[DATA SUPPLIED]:
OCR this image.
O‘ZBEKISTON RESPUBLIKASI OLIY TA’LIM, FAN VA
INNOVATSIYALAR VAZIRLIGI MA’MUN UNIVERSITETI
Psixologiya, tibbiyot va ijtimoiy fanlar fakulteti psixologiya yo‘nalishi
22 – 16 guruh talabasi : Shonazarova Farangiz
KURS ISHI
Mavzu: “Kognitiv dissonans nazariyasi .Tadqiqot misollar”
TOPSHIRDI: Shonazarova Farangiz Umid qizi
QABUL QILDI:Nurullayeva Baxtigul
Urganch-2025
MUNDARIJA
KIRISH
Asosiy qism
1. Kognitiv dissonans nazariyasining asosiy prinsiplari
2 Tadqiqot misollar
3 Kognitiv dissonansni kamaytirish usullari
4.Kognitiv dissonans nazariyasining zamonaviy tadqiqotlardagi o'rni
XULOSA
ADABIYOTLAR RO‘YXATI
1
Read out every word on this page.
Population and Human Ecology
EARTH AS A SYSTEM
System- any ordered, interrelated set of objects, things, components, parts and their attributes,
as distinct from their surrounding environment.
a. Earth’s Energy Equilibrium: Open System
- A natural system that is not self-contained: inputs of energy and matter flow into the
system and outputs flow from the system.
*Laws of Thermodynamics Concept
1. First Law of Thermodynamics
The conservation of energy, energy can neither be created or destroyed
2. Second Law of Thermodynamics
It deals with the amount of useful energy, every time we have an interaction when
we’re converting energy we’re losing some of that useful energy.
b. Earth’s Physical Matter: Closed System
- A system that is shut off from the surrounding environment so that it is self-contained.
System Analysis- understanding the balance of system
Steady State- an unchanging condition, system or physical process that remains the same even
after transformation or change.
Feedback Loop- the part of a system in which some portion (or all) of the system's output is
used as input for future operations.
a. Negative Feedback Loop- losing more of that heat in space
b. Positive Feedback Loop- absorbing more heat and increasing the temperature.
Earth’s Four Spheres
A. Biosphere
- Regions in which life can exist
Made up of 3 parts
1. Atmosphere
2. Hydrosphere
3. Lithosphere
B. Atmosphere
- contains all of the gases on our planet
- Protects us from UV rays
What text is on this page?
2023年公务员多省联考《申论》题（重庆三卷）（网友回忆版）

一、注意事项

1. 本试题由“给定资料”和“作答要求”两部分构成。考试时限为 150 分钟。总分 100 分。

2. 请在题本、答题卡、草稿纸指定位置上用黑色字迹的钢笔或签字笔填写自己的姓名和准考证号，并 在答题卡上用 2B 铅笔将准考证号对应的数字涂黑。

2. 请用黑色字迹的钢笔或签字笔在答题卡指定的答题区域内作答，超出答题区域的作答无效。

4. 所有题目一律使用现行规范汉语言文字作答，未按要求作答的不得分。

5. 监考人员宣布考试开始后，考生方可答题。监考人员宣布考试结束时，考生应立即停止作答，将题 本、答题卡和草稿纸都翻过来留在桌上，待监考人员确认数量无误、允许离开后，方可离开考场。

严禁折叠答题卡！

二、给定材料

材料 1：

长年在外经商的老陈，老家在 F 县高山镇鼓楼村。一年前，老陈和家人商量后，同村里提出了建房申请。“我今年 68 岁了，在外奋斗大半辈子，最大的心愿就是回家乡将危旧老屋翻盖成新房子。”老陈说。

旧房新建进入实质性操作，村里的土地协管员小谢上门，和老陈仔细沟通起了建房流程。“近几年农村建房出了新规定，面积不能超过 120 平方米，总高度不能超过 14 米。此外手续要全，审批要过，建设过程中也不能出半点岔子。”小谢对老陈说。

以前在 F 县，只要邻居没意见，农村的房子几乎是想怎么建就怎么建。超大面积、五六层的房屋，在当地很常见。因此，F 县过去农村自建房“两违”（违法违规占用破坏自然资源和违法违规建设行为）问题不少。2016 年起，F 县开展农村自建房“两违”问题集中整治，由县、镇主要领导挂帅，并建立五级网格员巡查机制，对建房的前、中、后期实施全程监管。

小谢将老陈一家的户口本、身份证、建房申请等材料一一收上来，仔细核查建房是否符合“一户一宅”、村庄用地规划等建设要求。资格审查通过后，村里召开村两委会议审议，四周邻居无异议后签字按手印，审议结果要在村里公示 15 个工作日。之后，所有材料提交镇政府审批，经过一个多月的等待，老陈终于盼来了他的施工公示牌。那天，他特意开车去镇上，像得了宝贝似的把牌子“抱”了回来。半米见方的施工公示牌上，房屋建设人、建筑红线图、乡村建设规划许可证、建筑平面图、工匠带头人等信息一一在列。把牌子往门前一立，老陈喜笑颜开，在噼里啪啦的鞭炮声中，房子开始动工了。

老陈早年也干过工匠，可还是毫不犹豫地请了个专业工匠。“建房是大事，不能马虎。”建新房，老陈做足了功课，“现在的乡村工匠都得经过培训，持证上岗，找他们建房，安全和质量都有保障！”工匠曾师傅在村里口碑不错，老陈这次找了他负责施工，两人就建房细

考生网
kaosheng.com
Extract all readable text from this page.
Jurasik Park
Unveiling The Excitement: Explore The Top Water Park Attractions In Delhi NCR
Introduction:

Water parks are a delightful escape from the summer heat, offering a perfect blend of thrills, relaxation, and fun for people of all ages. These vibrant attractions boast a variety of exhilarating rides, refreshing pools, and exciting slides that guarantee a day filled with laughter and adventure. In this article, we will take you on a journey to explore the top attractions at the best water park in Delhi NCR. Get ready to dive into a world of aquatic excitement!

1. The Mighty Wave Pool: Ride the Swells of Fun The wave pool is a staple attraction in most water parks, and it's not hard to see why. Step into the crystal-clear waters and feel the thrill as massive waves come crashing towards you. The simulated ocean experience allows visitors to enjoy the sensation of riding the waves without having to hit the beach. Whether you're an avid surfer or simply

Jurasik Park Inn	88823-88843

[WHAT YOU WILL DO]:
Exactly reproduce the lines beginning with the one that contains "Extract all readable text from this page." and ending with the last line of the material, both included. Leave out everything else.

[RESPONSE TO THIS EXERCISE]:
Extract all readable text from this page.
Jurasik Park
Unveiling The Excitement: Explore The Top Water Park Attractions In Delhi NCR
Introduction:

Water parks are a delightful escape from the summer heat, offering a perfect blend of thrills, relaxation, and fun for people of all ages. These vibrant attractions boast a variety of exhilarating rides, refreshing pools, and exciting slides that guarantee a day filled with laughter and adventure. In this article, we will take you on a journey to explore the top attractions at the best water park in Delhi NCR. Get ready to dive into a world of aquatic excitement!

1. The Mighty Wave Pool: Ride the Swells of Fun The wave pool is a staple attraction in most water parks, and it's not hard to see why. Step into the crystal-clear waters and feel the thrill as massive waves come crashing towards you. The simulated ocean experience allows visitors to enjoy the sensation of riding the waves without having to hit the beach. Whether you're an avid surfer or simply

Jurasik Park Inn	88823-88843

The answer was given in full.